• _AIM OF THE EXERCISE_
All lines in which the word "Temp" occurs are to be extracted.

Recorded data
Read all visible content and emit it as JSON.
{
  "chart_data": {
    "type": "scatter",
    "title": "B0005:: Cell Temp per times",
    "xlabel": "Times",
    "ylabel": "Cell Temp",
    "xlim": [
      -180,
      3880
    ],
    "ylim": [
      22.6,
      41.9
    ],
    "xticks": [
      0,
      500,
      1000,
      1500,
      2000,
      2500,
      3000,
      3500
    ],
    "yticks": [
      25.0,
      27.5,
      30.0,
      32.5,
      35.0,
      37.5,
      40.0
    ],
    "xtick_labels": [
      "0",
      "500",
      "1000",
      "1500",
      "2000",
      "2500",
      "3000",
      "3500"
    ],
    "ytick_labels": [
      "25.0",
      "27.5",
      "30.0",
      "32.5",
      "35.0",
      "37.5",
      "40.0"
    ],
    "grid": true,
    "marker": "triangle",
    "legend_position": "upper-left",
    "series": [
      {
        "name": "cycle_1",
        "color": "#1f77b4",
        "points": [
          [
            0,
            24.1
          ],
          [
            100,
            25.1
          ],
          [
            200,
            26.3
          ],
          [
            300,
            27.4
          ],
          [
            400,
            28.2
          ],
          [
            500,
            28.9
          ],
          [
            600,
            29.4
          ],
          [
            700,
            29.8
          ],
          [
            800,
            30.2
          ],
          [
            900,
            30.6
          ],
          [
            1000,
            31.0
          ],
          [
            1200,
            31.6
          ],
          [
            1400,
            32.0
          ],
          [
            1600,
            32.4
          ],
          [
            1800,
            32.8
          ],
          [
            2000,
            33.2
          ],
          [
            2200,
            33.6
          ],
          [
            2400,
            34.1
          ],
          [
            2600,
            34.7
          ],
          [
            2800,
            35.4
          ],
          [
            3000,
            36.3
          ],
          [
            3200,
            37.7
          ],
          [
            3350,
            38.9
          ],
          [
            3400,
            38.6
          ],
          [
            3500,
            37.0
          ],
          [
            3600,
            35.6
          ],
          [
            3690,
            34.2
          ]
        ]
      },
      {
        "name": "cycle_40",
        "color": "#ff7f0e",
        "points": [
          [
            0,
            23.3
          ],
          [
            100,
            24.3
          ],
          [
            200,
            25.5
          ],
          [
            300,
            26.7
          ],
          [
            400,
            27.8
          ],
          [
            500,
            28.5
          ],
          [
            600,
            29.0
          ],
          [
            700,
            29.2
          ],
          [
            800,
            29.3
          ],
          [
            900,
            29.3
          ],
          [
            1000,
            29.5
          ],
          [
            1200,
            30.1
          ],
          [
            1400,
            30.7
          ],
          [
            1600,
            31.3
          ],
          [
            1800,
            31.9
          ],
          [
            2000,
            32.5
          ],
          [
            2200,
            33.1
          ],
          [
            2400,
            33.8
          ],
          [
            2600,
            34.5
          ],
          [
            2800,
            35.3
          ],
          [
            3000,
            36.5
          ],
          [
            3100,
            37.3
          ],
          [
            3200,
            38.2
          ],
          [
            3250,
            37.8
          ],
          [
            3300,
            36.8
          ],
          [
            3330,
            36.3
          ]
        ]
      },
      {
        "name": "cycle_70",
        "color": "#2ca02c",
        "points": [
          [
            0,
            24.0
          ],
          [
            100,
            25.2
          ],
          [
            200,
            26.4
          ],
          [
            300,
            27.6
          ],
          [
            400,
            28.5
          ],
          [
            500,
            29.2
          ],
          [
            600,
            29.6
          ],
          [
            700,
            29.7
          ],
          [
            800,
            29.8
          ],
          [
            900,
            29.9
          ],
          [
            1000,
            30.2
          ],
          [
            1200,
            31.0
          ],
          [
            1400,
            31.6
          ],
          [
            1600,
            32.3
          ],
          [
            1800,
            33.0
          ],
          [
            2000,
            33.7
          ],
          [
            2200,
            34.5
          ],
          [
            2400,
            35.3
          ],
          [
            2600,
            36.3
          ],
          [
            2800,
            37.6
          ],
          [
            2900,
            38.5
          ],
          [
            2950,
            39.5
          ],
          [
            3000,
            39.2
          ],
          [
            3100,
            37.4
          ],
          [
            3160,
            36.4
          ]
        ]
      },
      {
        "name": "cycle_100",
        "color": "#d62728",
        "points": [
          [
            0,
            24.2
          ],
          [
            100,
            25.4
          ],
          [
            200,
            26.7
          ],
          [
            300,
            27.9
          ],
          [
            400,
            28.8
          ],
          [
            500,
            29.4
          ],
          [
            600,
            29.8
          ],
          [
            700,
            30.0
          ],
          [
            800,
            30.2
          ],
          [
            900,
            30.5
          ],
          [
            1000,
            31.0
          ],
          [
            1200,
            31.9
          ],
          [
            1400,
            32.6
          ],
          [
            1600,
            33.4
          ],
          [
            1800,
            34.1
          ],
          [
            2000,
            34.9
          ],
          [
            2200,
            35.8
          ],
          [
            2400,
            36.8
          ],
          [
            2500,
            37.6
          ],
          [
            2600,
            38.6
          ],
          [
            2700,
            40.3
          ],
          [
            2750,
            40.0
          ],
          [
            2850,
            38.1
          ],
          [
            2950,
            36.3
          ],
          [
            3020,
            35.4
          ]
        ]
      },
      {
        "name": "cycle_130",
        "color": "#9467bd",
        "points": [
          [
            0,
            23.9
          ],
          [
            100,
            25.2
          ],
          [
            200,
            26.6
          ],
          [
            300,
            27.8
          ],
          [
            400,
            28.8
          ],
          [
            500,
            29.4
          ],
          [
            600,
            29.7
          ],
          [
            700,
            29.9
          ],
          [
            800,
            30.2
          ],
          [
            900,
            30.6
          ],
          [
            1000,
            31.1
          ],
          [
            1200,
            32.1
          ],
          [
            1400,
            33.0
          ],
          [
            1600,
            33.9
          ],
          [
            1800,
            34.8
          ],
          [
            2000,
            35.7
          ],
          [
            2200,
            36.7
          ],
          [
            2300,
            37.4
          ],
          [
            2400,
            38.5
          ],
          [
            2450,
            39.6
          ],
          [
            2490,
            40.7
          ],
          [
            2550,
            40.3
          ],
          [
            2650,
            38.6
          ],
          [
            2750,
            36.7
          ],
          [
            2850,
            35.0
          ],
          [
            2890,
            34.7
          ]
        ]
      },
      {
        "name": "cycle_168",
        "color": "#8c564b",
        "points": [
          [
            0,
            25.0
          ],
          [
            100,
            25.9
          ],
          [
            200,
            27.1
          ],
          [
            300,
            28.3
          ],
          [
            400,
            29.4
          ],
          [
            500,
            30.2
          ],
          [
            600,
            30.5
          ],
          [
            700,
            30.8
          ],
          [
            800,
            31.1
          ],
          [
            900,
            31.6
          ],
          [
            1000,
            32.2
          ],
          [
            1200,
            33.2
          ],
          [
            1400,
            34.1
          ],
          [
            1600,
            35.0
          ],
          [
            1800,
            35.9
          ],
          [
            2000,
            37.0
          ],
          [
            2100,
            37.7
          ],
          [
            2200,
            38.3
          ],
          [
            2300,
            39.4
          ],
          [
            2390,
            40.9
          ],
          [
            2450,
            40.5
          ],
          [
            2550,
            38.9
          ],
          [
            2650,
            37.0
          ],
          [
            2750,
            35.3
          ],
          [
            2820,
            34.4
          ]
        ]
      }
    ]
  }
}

• _FULL RESPONSE_
    "title": "B0005:: Cell Temp per times",
    "ylabel": "Cell Temp",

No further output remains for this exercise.